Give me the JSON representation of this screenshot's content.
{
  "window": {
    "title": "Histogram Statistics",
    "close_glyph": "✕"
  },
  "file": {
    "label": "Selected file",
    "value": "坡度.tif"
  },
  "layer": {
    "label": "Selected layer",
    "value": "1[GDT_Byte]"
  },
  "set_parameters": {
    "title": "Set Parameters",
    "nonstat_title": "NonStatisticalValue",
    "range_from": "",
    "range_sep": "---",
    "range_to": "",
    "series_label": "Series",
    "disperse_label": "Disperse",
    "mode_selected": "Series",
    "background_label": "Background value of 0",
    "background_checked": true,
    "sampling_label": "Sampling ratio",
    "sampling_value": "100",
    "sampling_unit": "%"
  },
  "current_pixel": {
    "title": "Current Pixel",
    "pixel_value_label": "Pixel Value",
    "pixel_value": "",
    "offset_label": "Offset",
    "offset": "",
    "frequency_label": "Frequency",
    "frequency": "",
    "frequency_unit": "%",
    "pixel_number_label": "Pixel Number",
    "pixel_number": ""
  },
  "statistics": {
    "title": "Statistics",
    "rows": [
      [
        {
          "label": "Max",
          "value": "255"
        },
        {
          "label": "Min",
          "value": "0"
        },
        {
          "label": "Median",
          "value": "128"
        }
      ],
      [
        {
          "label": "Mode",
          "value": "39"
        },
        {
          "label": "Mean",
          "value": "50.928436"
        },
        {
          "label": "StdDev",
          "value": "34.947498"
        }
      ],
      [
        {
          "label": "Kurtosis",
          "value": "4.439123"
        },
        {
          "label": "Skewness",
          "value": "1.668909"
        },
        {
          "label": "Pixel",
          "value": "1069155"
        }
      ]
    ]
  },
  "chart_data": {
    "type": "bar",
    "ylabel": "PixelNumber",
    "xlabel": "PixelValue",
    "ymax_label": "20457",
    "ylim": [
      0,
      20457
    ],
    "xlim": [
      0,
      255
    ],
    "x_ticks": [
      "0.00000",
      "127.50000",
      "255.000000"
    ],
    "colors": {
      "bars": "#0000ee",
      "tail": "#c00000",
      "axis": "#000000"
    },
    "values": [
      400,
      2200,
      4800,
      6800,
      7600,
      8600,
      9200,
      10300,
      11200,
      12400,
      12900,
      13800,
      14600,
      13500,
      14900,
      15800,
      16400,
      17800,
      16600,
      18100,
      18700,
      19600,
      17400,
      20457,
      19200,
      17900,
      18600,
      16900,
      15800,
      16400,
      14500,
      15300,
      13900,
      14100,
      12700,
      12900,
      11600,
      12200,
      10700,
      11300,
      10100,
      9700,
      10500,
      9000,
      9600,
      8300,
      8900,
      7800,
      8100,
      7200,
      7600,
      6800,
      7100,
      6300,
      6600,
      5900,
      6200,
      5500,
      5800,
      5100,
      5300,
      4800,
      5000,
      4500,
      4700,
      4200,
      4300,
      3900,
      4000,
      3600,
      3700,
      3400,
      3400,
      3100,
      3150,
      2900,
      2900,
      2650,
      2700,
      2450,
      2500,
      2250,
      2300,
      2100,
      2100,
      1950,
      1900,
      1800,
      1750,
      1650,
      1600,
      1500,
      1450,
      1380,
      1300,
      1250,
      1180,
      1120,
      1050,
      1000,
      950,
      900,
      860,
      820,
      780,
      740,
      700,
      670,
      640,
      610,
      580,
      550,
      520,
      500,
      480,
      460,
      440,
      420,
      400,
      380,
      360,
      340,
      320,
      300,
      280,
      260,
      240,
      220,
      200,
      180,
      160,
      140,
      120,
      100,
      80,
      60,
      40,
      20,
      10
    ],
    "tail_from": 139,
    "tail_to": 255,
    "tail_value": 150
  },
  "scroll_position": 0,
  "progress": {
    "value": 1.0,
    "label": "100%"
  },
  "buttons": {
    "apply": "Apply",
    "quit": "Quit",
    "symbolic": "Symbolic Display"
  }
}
#####
What this task involves
Reproduce each entry above exactly, keeping every word.

Output below
Give me the JSON representation of this screenshot's content.
{
  "window": {
    "title": "Histogram Statistics",
    "close_glyph": "✕"
  },
  "file": {
    "label": "Selected file",
    "value": "坡度.tif"
  },
  "layer": {
    "label": "Selected layer",
    "value": "1[GDT_Byte]"
  },
  "set_parameters": {
    "title": "Set Parameters",
    "nonstat_title": "NonStatisticalValue",
    "range_from": "",
    "range_sep": "---",
    "range_to": "",
    "series_label": "Series",
    "disperse_label": "Disperse",
    "mode_selected": "Series",
    "background_label": "Background value of 0",
    "background_checked": true,
    "sampling_label": "Sampling ratio",
    "sampling_value": "100",
    "sampling_unit": "%"
  },
  "current_pixel": {
    "title": "Current Pixel",
    "pixel_value_label": "Pixel Value",
    "pixel_value": "",
    "offset_label": "Offset",
    "offset": "",
    "frequency_label": "Frequency",
    "frequency": "",
    "frequency_unit": "%",
    "pixel_number_label": "Pixel Number",
    "pixel_number": ""
  },
  "statistics": {
    "title": "Statistics",
    "rows": [
      [
        {
          "label": "Max",
          "value": "255"
        },
        {
          "label": "Min",
          "value": "0"
        },
        {
          "label": "Median",
          "value": "128"
        }
      ],
      [
        {
          "label": "Mode",
          "value": "39"
        },
        {
          "label": "Mean",
          "value": "50.928436"
        },
        {
          "label": "StdDev",
          "value": "34.947498"
        }
      ],
      [
        {
          "label": "Kurtosis",
          "value": "4.439123"
        },
        {
          "label": "Skewness",
          "value": "1.668909"
        },
        {
          "label": "Pixel",
          "value": "1069155"
        }
      ]
    ]
  },
  "chart_data": {
    "type": "bar",
    "ylabel": "PixelNumber",
    "xlabel": "PixelValue",
    "ymax_label": "20457",
    "ylim": [
      0,
      20457
    ],
    "xlim": [
      0,
      255
    ],
    "x_ticks": [
      "0.00000",
      "127.50000",
      "255.000000"
    ],
    "colors": {
      "bars": "#0000ee",
      "tail": "#c00000",
      "axis": "#000000"
    },
    "values": [
      400,
      2200,
      4800,
      6800,
      7600,
      8600,
      9200,
      10300,
      11200,
      12400,
      12900,
      13800,
      14600,
      13500,
      14900,
      15800,
      16400,
      17800,
      16600,
      18100,
      18700,
      19600,
      17400,
      20457,
      19200,
      17900,
      18600,
      16900,
      15800,
      16400,
      14500,
      15300,
      13900,
      14100,
      12700,
      12900,
      11600,
      12200,
      10700,
      11300,
      10100,
      9700,
      10500,
      9000,
      9600,
      8300,
      8900,
      7800,
      8100,
      7200,
      7600,
      6800,
      7100,
      6300,
      6600,
      5900,
      6200,
      5500,
      5800,
      5100,
      5300,
      4800,
      5000,
      4500,
      4700,
      4200,
      4300,
      3900,
      4000,
      3600,
      3700,
      3400,
      3400,
      3100,
      3150,
      2900,
      2900,
      2650,
      2700,
      2450,
      2500,
      2250,
      2300,
      2100,
      2100,
      1950,
      1900,
      1800,
      1750,
      1650,
      1600,
      1500,
      1450,
      1380,
      1300,
      1250,
      1180,
      1120,
      1050,
      1000,
      950,
      900,
      860,
      820,
      780,
      740,
      700,
      670,
      640,
      610,
      580,
      550,
      520,
      500,
      480,
      460,
      440,
      420,
      400,
      380,
      360,
      340,
      320,
      300,
      280,
      260,
      240,
      220,
      200,
      180,
      160,
      140,
      120,
      100,
      80,
      60,
      40,
      20,
      10
    ],
    "tail_from": 139,
    "tail_to": 255,
    "tail_value": 150
  },
  "scroll_position": 0,
  "progress": {
    "value": 1.0,
    "label": "100%"
  },
  "buttons": {
    "apply": "Apply",
    "quit": "Quit",
    "symbolic": "Symbolic Display"
  }
}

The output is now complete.